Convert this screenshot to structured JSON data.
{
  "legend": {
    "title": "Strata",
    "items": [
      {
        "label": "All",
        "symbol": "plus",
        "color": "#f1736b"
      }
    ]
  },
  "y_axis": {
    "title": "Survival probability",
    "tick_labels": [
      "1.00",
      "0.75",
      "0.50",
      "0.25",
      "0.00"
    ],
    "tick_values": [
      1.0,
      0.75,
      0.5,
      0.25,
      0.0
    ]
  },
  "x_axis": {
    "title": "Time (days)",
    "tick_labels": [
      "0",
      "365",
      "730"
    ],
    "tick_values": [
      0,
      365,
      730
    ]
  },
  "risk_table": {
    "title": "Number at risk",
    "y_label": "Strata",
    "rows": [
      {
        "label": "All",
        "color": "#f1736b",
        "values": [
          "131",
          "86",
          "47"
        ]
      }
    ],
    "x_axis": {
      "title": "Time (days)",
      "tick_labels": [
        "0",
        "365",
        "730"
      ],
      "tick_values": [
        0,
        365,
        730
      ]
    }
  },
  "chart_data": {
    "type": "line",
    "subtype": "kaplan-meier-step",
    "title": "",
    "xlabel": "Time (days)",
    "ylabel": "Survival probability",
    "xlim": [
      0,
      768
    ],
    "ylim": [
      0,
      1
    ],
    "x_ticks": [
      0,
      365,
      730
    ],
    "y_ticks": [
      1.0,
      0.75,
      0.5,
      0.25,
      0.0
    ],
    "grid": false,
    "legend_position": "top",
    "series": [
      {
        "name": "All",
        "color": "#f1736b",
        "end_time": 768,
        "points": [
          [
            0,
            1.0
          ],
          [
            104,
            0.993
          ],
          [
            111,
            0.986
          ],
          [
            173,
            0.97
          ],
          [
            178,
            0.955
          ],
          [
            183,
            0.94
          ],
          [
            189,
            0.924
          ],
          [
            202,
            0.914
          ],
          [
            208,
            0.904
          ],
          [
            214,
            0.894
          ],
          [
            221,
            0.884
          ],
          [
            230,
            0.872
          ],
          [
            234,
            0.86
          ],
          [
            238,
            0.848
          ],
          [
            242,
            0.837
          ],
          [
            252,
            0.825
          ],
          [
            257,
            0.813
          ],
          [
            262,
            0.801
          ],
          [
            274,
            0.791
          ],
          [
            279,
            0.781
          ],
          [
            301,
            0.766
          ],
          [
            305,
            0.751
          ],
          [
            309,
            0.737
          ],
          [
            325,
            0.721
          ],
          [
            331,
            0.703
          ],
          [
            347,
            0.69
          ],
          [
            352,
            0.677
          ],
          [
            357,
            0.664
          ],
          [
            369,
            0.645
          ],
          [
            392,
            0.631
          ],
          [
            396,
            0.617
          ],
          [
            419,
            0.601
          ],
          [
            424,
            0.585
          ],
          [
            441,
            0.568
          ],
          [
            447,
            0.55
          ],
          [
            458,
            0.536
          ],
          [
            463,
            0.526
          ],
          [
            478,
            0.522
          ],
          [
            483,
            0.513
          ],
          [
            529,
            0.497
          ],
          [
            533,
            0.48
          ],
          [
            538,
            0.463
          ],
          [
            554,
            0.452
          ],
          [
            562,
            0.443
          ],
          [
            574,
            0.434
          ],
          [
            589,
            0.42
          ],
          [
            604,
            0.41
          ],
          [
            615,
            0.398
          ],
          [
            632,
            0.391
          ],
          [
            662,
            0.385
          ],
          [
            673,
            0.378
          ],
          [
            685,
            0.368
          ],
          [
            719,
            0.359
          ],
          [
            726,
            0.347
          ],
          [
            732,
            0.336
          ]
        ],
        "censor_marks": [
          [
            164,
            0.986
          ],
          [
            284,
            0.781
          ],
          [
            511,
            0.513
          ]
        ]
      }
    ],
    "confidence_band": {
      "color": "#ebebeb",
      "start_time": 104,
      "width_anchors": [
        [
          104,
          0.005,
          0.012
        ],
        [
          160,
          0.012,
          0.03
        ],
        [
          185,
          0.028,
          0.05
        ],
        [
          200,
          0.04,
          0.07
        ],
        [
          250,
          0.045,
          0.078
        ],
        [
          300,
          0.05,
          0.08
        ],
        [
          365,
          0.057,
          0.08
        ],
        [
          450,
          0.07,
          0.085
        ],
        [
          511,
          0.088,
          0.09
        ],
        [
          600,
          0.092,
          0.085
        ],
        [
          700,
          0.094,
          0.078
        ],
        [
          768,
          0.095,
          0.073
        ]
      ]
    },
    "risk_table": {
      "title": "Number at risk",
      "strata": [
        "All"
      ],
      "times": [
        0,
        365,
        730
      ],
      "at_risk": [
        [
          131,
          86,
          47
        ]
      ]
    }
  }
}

━━━━━━━━

▸ GIVEN REQUEST: Copy each line in the data that holds the word "Number".

▸ COMPLETE OUTPUT:
    "title": "Number at risk",
      "title": "Number at risk",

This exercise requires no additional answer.